Data for the task: Begin

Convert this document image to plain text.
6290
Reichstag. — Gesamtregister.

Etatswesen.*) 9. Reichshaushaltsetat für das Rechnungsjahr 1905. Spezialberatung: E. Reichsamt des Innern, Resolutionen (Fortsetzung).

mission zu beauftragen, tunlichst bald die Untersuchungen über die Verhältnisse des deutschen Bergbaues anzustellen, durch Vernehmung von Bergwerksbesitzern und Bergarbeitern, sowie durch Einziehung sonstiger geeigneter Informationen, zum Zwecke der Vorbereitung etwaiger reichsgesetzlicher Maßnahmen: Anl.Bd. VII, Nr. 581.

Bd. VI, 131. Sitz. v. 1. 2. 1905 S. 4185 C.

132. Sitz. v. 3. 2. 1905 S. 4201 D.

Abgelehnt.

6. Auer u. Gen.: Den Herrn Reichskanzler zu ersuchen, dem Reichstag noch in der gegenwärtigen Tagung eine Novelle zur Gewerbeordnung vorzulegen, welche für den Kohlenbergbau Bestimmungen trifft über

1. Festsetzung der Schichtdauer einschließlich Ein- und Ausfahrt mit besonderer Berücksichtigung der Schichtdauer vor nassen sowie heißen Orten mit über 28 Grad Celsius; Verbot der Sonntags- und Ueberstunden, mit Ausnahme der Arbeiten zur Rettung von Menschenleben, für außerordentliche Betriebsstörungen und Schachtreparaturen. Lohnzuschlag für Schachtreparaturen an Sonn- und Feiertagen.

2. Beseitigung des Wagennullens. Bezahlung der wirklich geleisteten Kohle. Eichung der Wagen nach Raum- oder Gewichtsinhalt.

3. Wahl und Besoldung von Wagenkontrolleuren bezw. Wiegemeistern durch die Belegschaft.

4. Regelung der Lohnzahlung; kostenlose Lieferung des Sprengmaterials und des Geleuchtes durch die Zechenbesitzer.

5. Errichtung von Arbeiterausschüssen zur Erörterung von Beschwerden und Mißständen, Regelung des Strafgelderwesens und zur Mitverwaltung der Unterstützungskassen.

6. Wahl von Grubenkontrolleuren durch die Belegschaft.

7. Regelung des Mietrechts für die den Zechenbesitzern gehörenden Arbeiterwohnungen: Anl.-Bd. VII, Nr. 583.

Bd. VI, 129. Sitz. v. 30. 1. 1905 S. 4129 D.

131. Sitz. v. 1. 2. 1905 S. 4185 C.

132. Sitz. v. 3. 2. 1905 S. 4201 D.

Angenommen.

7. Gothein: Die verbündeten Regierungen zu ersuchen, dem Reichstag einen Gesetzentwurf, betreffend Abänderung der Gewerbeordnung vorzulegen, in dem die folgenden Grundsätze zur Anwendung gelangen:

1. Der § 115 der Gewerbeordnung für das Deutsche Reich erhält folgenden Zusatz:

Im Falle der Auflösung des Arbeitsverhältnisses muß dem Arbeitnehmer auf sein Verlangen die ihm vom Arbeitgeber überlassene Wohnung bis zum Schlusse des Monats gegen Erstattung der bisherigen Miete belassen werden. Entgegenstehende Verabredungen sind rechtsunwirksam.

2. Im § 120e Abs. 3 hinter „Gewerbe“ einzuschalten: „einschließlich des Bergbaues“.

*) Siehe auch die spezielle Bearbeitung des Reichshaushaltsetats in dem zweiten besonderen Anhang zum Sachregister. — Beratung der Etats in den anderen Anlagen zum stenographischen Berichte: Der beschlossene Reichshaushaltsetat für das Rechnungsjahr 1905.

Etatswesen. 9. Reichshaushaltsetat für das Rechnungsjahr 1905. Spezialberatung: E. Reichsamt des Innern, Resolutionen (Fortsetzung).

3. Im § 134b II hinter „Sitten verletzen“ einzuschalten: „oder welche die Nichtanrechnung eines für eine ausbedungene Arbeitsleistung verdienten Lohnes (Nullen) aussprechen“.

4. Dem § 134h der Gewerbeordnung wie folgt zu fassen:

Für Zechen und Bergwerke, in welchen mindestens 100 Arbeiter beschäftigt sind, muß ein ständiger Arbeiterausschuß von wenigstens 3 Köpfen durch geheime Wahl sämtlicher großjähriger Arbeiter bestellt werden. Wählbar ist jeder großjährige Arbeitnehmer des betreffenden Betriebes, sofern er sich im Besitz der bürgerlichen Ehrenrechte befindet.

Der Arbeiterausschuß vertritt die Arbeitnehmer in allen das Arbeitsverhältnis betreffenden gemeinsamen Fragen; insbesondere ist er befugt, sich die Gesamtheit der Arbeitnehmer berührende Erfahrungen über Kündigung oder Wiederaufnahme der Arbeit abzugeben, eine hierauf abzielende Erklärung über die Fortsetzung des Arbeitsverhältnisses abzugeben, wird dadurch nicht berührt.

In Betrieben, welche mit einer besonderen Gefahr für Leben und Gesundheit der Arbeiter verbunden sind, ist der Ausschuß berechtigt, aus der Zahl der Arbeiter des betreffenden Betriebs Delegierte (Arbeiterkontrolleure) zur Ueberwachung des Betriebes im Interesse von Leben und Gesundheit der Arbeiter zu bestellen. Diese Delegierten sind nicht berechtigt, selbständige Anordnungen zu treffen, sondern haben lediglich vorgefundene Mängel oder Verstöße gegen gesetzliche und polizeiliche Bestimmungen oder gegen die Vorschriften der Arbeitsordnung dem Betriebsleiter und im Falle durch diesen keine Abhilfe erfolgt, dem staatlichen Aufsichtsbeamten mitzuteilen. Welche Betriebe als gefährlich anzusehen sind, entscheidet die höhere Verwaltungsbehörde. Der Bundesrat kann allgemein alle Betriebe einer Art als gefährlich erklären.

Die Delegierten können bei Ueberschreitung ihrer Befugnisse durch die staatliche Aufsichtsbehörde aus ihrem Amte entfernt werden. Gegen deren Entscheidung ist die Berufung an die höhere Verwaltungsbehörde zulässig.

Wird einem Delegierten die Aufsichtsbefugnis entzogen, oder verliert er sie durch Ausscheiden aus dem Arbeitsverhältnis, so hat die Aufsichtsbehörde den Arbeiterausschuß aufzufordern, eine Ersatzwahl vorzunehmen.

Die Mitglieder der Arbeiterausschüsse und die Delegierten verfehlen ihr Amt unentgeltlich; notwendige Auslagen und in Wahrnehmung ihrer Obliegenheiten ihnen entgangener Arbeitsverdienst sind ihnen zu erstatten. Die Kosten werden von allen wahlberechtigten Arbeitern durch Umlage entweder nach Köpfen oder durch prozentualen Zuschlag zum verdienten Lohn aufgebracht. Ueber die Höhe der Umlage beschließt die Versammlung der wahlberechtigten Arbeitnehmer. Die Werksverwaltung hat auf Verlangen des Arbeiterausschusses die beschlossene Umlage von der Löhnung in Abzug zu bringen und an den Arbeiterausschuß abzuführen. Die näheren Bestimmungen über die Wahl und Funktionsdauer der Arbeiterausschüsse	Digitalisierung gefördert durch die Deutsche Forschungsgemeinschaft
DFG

Data for the task: End

Action item: A verbatim copy of the records above should be returned.

Written response:
Convert this document image to plain text.
6290
Reichstag. — Gesamtregister.

Etatswesen.*) 9. Reichshaushaltsetat für das Rechnungsjahr 1905. Spezialberatung: E. Reichsamt des Innern, Resolutionen (Fortsetzung).

mission zu beauftragen, tunlichst bald die Untersuchungen über die Verhältnisse des deutschen Bergbaues anzustellen, durch Vernehmung von Bergwerksbesitzern und Bergarbeitern, sowie durch Einziehung sonstiger geeigneter Informationen, zum Zwecke der Vorbereitung etwaiger reichsgesetzlicher Maßnahmen: Anl.Bd. VII, Nr. 581.

Bd. VI, 131. Sitz. v. 1. 2. 1905 S. 4185 C.

132. Sitz. v. 3. 2. 1905 S. 4201 D.

Abgelehnt.

6. Auer u. Gen.: Den Herrn Reichskanzler zu ersuchen, dem Reichstag noch in der gegenwärtigen Tagung eine Novelle zur Gewerbeordnung vorzulegen, welche für den Kohlenbergbau Bestimmungen trifft über

1. Festsetzung der Schichtdauer einschließlich Ein- und Ausfahrt mit besonderer Berücksichtigung der Schichtdauer vor nassen sowie heißen Orten mit über 28 Grad Celsius; Verbot der Sonntags- und Ueberstunden, mit Ausnahme der Arbeiten zur Rettung von Menschenleben, für außerordentliche Betriebsstörungen und Schachtreparaturen. Lohnzuschlag für Schachtreparaturen an Sonn- und Feiertagen.

2. Beseitigung des Wagennullens. Bezahlung der wirklich geleisteten Kohle. Eichung der Wagen nach Raum- oder Gewichtsinhalt.

3. Wahl und Besoldung von Wagenkontrolleuren bezw. Wiegemeistern durch die Belegschaft.

4. Regelung der Lohnzahlung; kostenlose Lieferung des Sprengmaterials und des Geleuchtes durch die Zechenbesitzer.

5. Errichtung von Arbeiterausschüssen zur Erörterung von Beschwerden und Mißständen, Regelung des Strafgelderwesens und zur Mitverwaltung der Unterstützungskassen.

6. Wahl von Grubenkontrolleuren durch die Belegschaft.

7. Regelung des Mietrechts für die den Zechenbesitzern gehörenden Arbeiterwohnungen: Anl.-Bd. VII, Nr. 583.

Bd. VI, 129. Sitz. v. 30. 1. 1905 S. 4129 D.

131. Sitz. v. 1. 2. 1905 S. 4185 C.

132. Sitz. v. 3. 2. 1905 S. 4201 D.

Angenommen.

7. Gothein: Die verbündeten Regierungen zu ersuchen, dem Reichstag einen Gesetzentwurf, betreffend Abänderung der Gewerbeordnung vorzulegen, in dem die folgenden Grundsätze zur Anwendung gelangen:

1. Der § 115 der Gewerbeordnung für das Deutsche Reich erhält folgenden Zusatz:

Im Falle der Auflösung des Arbeitsverhältnisses muß dem Arbeitnehmer auf sein Verlangen die ihm vom Arbeitgeber überlassene Wohnung bis zum Schlusse des Monats gegen Erstattung der bisherigen Miete belassen werden. Entgegenstehende Verabredungen sind rechtsunwirksam.

2. Im § 120e Abs. 3 hinter „Gewerbe“ einzuschalten: „einschließlich des Bergbaues“.

*) Siehe auch die spezielle Bearbeitung des Reichshaushaltsetats in dem zweiten besonderen Anhang zum Sachregister. — Beratung der Etats in den anderen Anlagen zum stenographischen Berichte: Der beschlossene Reichshaushaltsetat für das Rechnungsjahr 1905.

Etatswesen. 9. Reichshaushaltsetat für das Rechnungsjahr 1905. Spezialberatung: E. Reichsamt des Innern, Resolutionen (Fortsetzung).

3. Im § 134b II hinter „Sitten verletzen“ einzuschalten: „oder welche die Nichtanrechnung eines für eine ausbedungene Arbeitsleistung verdienten Lohnes (Nullen) aussprechen“.

4. Dem § 134h der Gewerbeordnung wie folgt zu fassen:

Für Zechen und Bergwerke, in welchen mindestens 100 Arbeiter beschäftigt sind, muß ein ständiger Arbeiterausschuß von wenigstens 3 Köpfen durch geheime Wahl sämtlicher großjähriger Arbeiter bestellt werden. Wählbar ist jeder großjährige Arbeitnehmer des betreffenden Betriebes, sofern er sich im Besitz der bürgerlichen Ehrenrechte befindet.

Der Arbeiterausschuß vertritt die Arbeitnehmer in allen das Arbeitsverhältnis betreffenden gemeinsamen Fragen; insbesondere ist er befugt, sich die Gesamtheit der Arbeitnehmer berührende Erfahrungen über Kündigung oder Wiederaufnahme der Arbeit abzugeben, eine hierauf abzielende Erklärung über die Fortsetzung des Arbeitsverhältnisses abzugeben, wird dadurch nicht berührt.

In Betrieben, welche mit einer besonderen Gefahr für Leben und Gesundheit der Arbeiter verbunden sind, ist der Ausschuß berechtigt, aus der Zahl der Arbeiter des betreffenden Betriebs Delegierte (Arbeiterkontrolleure) zur Ueberwachung des Betriebes im Interesse von Leben und Gesundheit der Arbeiter zu bestellen. Diese Delegierten sind nicht berechtigt, selbständige Anordnungen zu treffen, sondern haben lediglich vorgefundene Mängel oder Verstöße gegen gesetzliche und polizeiliche Bestimmungen oder gegen die Vorschriften der Arbeitsordnung dem Betriebsleiter und im Falle durch diesen keine Abhilfe erfolgt, dem staatlichen Aufsichtsbeamten mitzuteilen. Welche Betriebe als gefährlich anzusehen sind, entscheidet die höhere Verwaltungsbehörde. Der Bundesrat kann allgemein alle Betriebe einer Art als gefährlich erklären.

Die Delegierten können bei Ueberschreitung ihrer Befugnisse durch die staatliche Aufsichtsbehörde aus ihrem Amte entfernt werden. Gegen deren Entscheidung ist die Berufung an die höhere Verwaltungsbehörde zulässig.

Wird einem Delegierten die Aufsichtsbefugnis entzogen, oder verliert er sie durch Ausscheiden aus dem Arbeitsverhältnis, so hat die Aufsichtsbehörde den Arbeiterausschuß aufzufordern, eine Ersatzwahl vorzunehmen.

Die Mitglieder der Arbeiterausschüsse und die Delegierten verfehlen ihr Amt unentgeltlich; notwendige Auslagen und in Wahrnehmung ihrer Obliegenheiten ihnen entgangener Arbeitsverdienst sind ihnen zu erstatten. Die Kosten werden von allen wahlberechtigten Arbeitern durch Umlage entweder nach Köpfen oder durch prozentualen Zuschlag zum verdienten Lohn aufgebracht. Ueber die Höhe der Umlage beschließt die Versammlung der wahlberechtigten Arbeitnehmer. Die Werksverwaltung hat auf Verlangen des Arbeiterausschusses die beschlossene Umlage von der Löhnung in Abzug zu bringen und an den Arbeiterausschuß abzuführen. Die näheren Bestimmungen über die Wahl und Funktionsdauer der Arbeiterausschüsse	Digitalisierung gefördert durch die Deutsche Forschungsgemeinschaft
DFG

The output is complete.